### GIVEN DATA
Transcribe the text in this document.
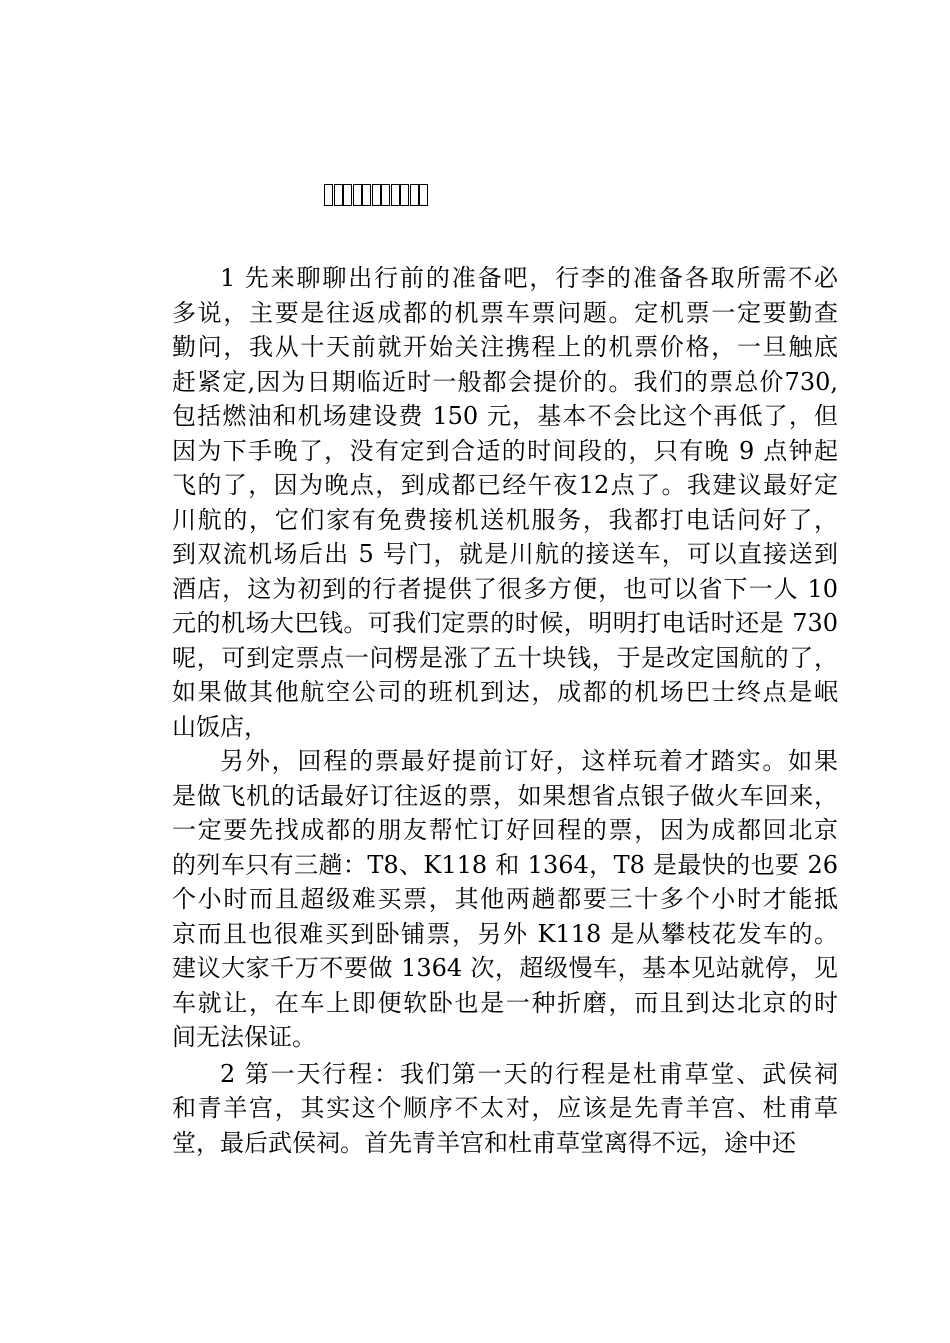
1 先来聊聊出行前的准备吧，行李的准备各取所需不必
多说，主要是往返成都的机票车票问题。定机票一定要勤查
勤问，我从十天前就开始关注携程上的机票价格，一旦触底
赶紧定,因为日期临近时一般都会提价的。我们的票总价730,
包括燃油和机场建设费 150 元，基本不会比这个再低了，但
因为下手晚了，没有定到合适的时间段的，只有晚 9 点钟起
飞的了，因为晚点，到成都已经午夜12点了。我建议最好定
川航的，它们家有免费接机送机服务，我都打电话问好了，
到双流机场后出 5 号门，就是川航的接送车，可以直接送到
酒店，这为初到的行者提供了很多方便，也可以省下一人 10
元的机场大巴钱。可我们定票的时候，明明打电话时还是 730
呢，可到定票点一问楞是涨了五十块钱，于是改定国航的了，
如果做其他航空公司的班机到达，成都的机场巴士终点是岷
山饭店，
另外，回程的票最好提前订好，这样玩着才踏实。如果
是做飞机的话最好订往返的票，如果想省点银子做火车回来，
一定要先找成都的朋友帮忙订好回程的票，因为成都回北京
的列车只有三趟：T8、K118 和 1364，T8 是最快的也要 26
个小时而且超级难买票，其他两趟都要三十多个小时才能抵
京而且也很难买到卧铺票，另外 K118 是从攀枝花发车的。
建议大家千万不要做 1364 次，超级慢车，基本见站就停，见
车就让，在车上即便软卧也是一种折磨，而且到达北京的时
间无法保证。
2 第一天行程：我们第一天的行程是杜甫草堂、武侯祠
和青羊宫，其实这个顺序不太对，应该是先青羊宫、杜甫草
堂，最后武侯祠。首先青羊宫和杜甫草堂离得不远，途中还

### WHAT TO WORK ON
Quote in full the listing given above; the images are to be left out.

### WRITTEN REPLY
Transcribe the text in this document.
1 先来聊聊出行前的准备吧，行李的准备各取所需不必
多说，主要是往返成都的机票车票问题。定机票一定要勤查
勤问，我从十天前就开始关注携程上的机票价格，一旦触底
赶紧定,因为日期临近时一般都会提价的。我们的票总价730,
包括燃油和机场建设费 150 元，基本不会比这个再低了，但
因为下手晚了，没有定到合适的时间段的，只有晚 9 点钟起
飞的了，因为晚点，到成都已经午夜12点了。我建议最好定
川航的，它们家有免费接机送机服务，我都打电话问好了，
到双流机场后出 5 号门，就是川航的接送车，可以直接送到
酒店，这为初到的行者提供了很多方便，也可以省下一人 10
元的机场大巴钱。可我们定票的时候，明明打电话时还是 730
呢，可到定票点一问楞是涨了五十块钱，于是改定国航的了，
如果做其他航空公司的班机到达，成都的机场巴士终点是岷
山饭店，
另外，回程的票最好提前订好，这样玩着才踏实。如果
是做飞机的话最好订往返的票，如果想省点银子做火车回来，
一定要先找成都的朋友帮忙订好回程的票，因为成都回北京
的列车只有三趟：T8、K118 和 1364，T8 是最快的也要 26
个小时而且超级难买票，其他两趟都要三十多个小时才能抵
京而且也很难买到卧铺票，另外 K118 是从攀枝花发车的。
建议大家千万不要做 1364 次，超级慢车，基本见站就停，见
车就让，在车上即便软卧也是一种折磨，而且到达北京的时
间无法保证。
2 第一天行程：我们第一天的行程是杜甫草堂、武侯祠
和青羊宫，其实这个顺序不太对，应该是先青羊宫、杜甫草
堂，最后武侯祠。首先青羊宫和杜甫草堂离得不远，途中还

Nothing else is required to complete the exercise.